◆ Exercise directions ◆
Without including the pictures, copy out every line below.

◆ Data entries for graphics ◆
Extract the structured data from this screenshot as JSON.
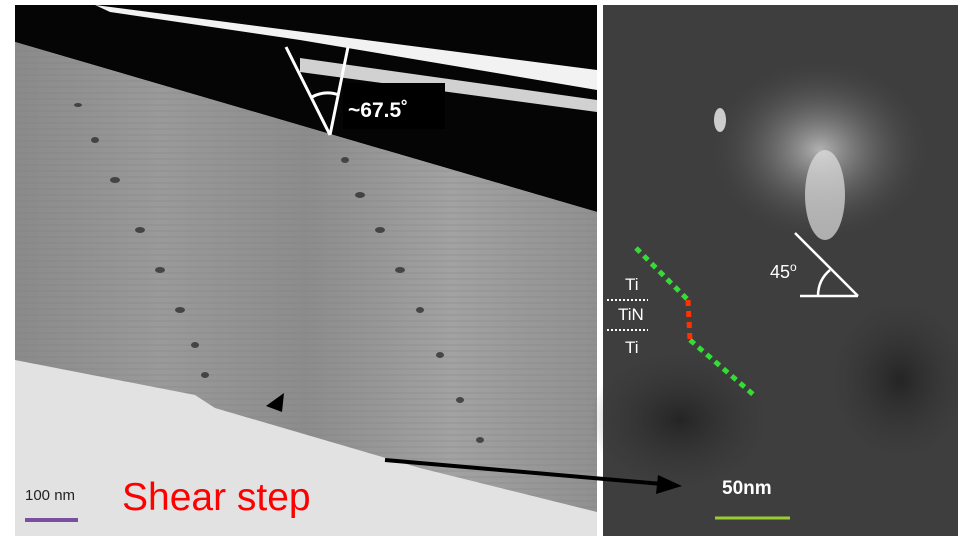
{
  "left_panel": {
    "angle_label": "~67.5˚",
    "arrow_label": "Shear step",
    "scale_bar": "100 nm"
  },
  "right_panel": {
    "layers": [
      "Ti",
      "TiN",
      "Ti"
    ],
    "angle_value": "45",
    "angle_unit": "o",
    "scale_bar": "50nm"
  }
}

◆ Solution to this problem ◆
Extract the structured data from this screenshot as JSON.
{
  "left_panel": {
    "angle_label": "~67.5˚",
    "arrow_label": "Shear step",
    "scale_bar": "100 nm"
  },
  "right_panel": {
    "layers": [
      "Ti",
      "TiN",
      "Ti"
    ],
    "angle_value": "45",
    "angle_unit": "o",
    "scale_bar": "50nm"
  }
}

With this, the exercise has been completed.